**Exercise directions**
Leave out the pictures and repeat the data exactly.

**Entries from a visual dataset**
====

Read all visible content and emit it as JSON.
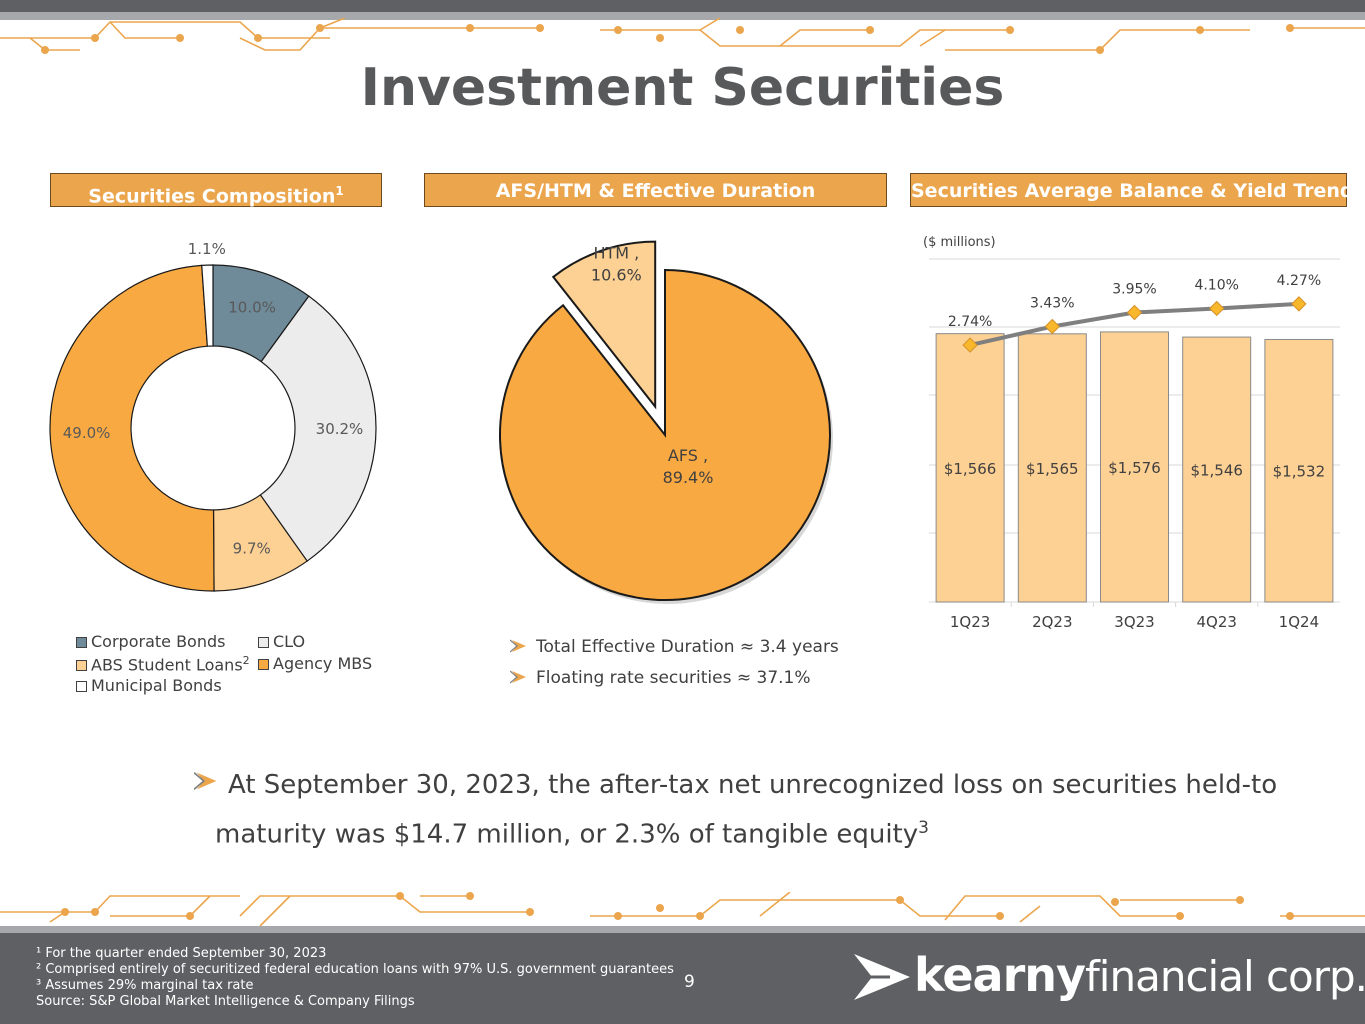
{
  "page": {
    "title": "Investment Securities",
    "page_number": "9"
  },
  "panels": {
    "composition": {
      "title": "Securities Composition",
      "title_sup": "1"
    },
    "afs_htm": {
      "title": "AFS/HTM & Effective Duration"
    },
    "balance": {
      "title": "Securities Average Balance & Yield Trend"
    }
  },
  "legend": {
    "corporate_bonds": "Corporate Bonds",
    "clo": "CLO",
    "abs_student_loans": "ABS Student Loans",
    "abs_sup": "2",
    "agency_mbs": "Agency MBS",
    "municipal_bonds": "Municipal Bonds"
  },
  "bullets": {
    "duration": "Total Effective Duration ≈ 3.4 years",
    "floating": "Floating rate securities ≈ 37.1%"
  },
  "statement": {
    "line1": "At September 30, 2023, the after-tax net unrecognized loss on securities held-to",
    "line2": "maturity was $14.7 million, or 2.3% of tangible equity",
    "sup": "3"
  },
  "footnotes": {
    "f1": "¹ For the quarter ended September 30, 2023",
    "f2": "² Comprised entirely of securitized federal education loans with 97% U.S. government guarantees",
    "f3": "³ Assumes 29% marginal tax rate",
    "source": " Source: S&P Global Market Intelligence & Company Filings"
  },
  "logo": {
    "bold": "kearny",
    "light": "financial corp."
  },
  "colors": {
    "accent": "#eba54d",
    "corporate_bonds": "#6f8a99",
    "clo": "#ececec",
    "abs_student_loans": "#fdd093",
    "agency_mbs": "#f9a942",
    "municipal_bonds": "#ffffff",
    "htm": "#fdd093",
    "afs": "#f9a942",
    "bar": "#fdd093",
    "yield_line": "#7f7f7f",
    "yield_marker": "#f9b72c",
    "footer": "#5f6063"
  },
  "chart_data": [
    {
      "type": "pie",
      "variant": "donut",
      "labels": [
        "Corporate Bonds",
        "CLO",
        "ABS Student Loans",
        "Agency MBS",
        "Municipal Bonds"
      ],
      "values": [
        10.0,
        30.2,
        9.7,
        49.0,
        1.1
      ],
      "value_labels": [
        "10.0%",
        "30.2%",
        "9.7%",
        "49.0%",
        "1.1%"
      ],
      "legend": "bottom"
    },
    {
      "type": "pie",
      "labels": [
        "HTM",
        "AFS"
      ],
      "values": [
        10.6,
        89.4
      ],
      "value_labels": [
        "HTM ,",
        "10.6%",
        "AFS ,",
        "89.4%"
      ],
      "exploded": "HTM"
    },
    {
      "type": "bar",
      "ylabel": "($ millions)",
      "categories": [
        "1Q23",
        "2Q23",
        "3Q23",
        "4Q23",
        "1Q24"
      ],
      "values": [
        1566,
        1565,
        1576,
        1546,
        1532
      ],
      "value_labels": [
        "$1,566",
        "$1,565",
        "$1,576",
        "$1,546",
        "$1,532"
      ],
      "ylim": [
        0,
        2200
      ],
      "grid": true,
      "line_series": {
        "values": [
          2.74,
          3.43,
          3.95,
          4.1,
          4.27
        ],
        "value_labels": [
          "2.74%",
          "3.43%",
          "3.95%",
          "4.10%",
          "4.27%"
        ]
      }
    }
  ]
}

====

**Answer for the task**
Read all visible content and emit it as JSON.
{
  "page": {
    "title": "Investment Securities",
    "page_number": "9"
  },
  "panels": {
    "composition": {
      "title": "Securities Composition",
      "title_sup": "1"
    },
    "afs_htm": {
      "title": "AFS/HTM & Effective Duration"
    },
    "balance": {
      "title": "Securities Average Balance & Yield Trend"
    }
  },
  "legend": {
    "corporate_bonds": "Corporate Bonds",
    "clo": "CLO",
    "abs_student_loans": "ABS Student Loans",
    "abs_sup": "2",
    "agency_mbs": "Agency MBS",
    "municipal_bonds": "Municipal Bonds"
  },
  "bullets": {
    "duration": "Total Effective Duration ≈ 3.4 years",
    "floating": "Floating rate securities ≈ 37.1%"
  },
  "statement": {
    "line1": "At September 30, 2023, the after-tax net unrecognized loss on securities held-to",
    "line2": "maturity was $14.7 million, or 2.3% of tangible equity",
    "sup": "3"
  },
  "footnotes": {
    "f1": "¹ For the quarter ended September 30, 2023",
    "f2": "² Comprised entirely of securitized federal education loans with 97% U.S. government guarantees",
    "f3": "³ Assumes 29% marginal tax rate",
    "source": " Source: S&P Global Market Intelligence & Company Filings"
  },
  "logo": {
    "bold": "kearny",
    "light": "financial corp."
  },
  "colors": {
    "accent": "#eba54d",
    "corporate_bonds": "#6f8a99",
    "clo": "#ececec",
    "abs_student_loans": "#fdd093",
    "agency_mbs": "#f9a942",
    "municipal_bonds": "#ffffff",
    "htm": "#fdd093",
    "afs": "#f9a942",
    "bar": "#fdd093",
    "yield_line": "#7f7f7f",
    "yield_marker": "#f9b72c",
    "footer": "#5f6063"
  },
  "chart_data": [
    {
      "type": "pie",
      "variant": "donut",
      "labels": [
        "Corporate Bonds",
        "CLO",
        "ABS Student Loans",
        "Agency MBS",
        "Municipal Bonds"
      ],
      "values": [
        10.0,
        30.2,
        9.7,
        49.0,
        1.1
      ],
      "value_labels": [
        "10.0%",
        "30.2%",
        "9.7%",
        "49.0%",
        "1.1%"
      ],
      "legend": "bottom"
    },
    {
      "type": "pie",
      "labels": [
        "HTM",
        "AFS"
      ],
      "values": [
        10.6,
        89.4
      ],
      "value_labels": [
        "HTM ,",
        "10.6%",
        "AFS ,",
        "89.4%"
      ],
      "exploded": "HTM"
    },
    {
      "type": "bar",
      "ylabel": "($ millions)",
      "categories": [
        "1Q23",
        "2Q23",
        "3Q23",
        "4Q23",
        "1Q24"
      ],
      "values": [
        1566,
        1565,
        1576,
        1546,
        1532
      ],
      "value_labels": [
        "$1,566",
        "$1,565",
        "$1,576",
        "$1,546",
        "$1,532"
      ],
      "ylim": [
        0,
        2200
      ],
      "grid": true,
      "line_series": {
        "values": [
          2.74,
          3.43,
          3.95,
          4.1,
          4.27
        ],
        "value_labels": [
          "2.74%",
          "3.43%",
          "3.95%",
          "4.10%",
          "4.27%"
        ]
      }
    }
  ]
}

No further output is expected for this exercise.